## Task description
Copy out every line that contains "sysfreeze".

[start of Provided entries]

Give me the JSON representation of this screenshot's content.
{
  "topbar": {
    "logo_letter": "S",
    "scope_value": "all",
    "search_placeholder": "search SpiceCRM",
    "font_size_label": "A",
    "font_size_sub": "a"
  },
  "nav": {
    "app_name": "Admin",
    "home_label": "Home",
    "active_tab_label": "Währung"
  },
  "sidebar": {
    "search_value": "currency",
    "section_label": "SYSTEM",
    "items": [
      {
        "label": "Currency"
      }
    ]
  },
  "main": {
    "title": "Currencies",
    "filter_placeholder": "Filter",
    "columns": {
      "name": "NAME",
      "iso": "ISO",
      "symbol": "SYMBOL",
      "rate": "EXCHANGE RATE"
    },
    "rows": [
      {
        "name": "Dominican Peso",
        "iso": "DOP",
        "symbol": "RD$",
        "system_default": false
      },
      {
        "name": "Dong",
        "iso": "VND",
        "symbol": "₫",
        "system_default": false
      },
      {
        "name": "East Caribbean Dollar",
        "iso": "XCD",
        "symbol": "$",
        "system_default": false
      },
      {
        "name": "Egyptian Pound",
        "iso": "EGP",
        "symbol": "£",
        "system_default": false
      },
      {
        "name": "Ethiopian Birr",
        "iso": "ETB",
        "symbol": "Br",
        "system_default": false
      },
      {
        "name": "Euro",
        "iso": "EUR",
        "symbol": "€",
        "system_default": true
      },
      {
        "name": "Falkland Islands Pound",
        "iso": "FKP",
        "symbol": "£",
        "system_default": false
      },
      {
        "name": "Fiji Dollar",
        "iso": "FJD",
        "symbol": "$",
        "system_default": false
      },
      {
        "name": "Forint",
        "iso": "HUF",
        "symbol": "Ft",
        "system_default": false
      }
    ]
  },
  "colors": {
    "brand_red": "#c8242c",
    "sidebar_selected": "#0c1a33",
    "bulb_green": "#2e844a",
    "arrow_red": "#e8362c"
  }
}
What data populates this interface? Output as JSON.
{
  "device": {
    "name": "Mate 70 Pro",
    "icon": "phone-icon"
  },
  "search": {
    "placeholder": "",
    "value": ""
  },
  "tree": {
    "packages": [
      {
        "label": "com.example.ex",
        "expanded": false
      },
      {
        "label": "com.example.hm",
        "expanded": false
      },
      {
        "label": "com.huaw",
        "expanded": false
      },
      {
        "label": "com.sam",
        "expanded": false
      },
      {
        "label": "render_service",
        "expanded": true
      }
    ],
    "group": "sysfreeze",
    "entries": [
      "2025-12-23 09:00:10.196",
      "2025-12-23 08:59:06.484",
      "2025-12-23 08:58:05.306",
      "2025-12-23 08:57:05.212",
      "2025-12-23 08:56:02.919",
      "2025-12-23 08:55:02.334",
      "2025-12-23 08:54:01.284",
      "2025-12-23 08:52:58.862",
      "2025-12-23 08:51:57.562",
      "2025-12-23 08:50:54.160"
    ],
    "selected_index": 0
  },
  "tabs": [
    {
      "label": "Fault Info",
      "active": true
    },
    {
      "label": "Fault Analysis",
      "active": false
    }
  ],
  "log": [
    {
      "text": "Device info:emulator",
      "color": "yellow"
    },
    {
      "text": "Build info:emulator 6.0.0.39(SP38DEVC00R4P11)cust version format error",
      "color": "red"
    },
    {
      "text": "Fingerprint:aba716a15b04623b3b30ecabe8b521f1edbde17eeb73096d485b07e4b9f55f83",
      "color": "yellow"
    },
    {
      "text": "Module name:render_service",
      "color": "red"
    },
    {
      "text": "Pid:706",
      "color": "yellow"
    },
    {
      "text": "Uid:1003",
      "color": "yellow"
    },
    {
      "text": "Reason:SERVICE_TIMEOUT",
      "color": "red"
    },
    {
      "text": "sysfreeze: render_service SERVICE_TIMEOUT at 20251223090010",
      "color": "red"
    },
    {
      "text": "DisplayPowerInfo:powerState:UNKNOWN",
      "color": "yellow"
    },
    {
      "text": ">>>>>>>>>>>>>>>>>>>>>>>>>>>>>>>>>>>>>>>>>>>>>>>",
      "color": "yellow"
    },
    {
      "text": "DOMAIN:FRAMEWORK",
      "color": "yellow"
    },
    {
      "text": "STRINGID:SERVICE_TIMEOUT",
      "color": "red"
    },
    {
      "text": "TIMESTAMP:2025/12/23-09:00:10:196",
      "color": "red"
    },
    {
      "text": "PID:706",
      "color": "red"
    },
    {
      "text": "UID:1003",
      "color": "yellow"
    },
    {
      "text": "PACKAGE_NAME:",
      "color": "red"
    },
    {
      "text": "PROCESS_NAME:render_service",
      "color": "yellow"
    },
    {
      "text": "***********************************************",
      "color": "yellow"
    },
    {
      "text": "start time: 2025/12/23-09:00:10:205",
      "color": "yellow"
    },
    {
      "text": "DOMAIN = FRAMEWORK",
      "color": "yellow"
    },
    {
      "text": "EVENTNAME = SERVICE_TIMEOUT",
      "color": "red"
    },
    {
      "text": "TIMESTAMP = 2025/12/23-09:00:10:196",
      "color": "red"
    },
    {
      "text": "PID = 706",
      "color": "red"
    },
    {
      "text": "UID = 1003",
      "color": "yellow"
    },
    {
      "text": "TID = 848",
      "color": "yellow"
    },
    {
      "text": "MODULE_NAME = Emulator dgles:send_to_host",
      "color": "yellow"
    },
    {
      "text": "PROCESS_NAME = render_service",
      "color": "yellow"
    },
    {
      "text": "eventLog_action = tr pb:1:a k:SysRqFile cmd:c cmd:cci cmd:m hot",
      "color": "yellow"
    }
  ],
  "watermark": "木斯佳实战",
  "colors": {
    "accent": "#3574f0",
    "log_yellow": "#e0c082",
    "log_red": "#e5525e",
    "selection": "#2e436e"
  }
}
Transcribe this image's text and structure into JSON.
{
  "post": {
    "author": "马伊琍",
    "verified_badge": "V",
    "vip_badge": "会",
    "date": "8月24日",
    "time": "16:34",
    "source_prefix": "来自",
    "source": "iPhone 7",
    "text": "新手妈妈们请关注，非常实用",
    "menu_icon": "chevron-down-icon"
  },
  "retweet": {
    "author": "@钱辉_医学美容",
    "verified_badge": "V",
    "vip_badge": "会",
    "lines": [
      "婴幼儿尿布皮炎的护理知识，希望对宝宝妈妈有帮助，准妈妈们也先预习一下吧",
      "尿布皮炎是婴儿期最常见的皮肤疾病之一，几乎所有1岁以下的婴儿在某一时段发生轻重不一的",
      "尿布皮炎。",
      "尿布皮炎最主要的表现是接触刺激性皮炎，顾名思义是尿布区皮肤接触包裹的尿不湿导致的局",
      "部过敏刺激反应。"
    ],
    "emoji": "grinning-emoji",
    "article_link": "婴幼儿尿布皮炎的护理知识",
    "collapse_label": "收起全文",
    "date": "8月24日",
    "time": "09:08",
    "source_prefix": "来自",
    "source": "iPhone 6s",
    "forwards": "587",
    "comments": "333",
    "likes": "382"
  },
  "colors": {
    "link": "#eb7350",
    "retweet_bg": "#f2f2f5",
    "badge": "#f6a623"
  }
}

[end of Provided entries]

## Finished answer
    "group": "sysfreeze",
      "text": "sysfreeze: render_service SERVICE_TIMEOUT at 20251223090010",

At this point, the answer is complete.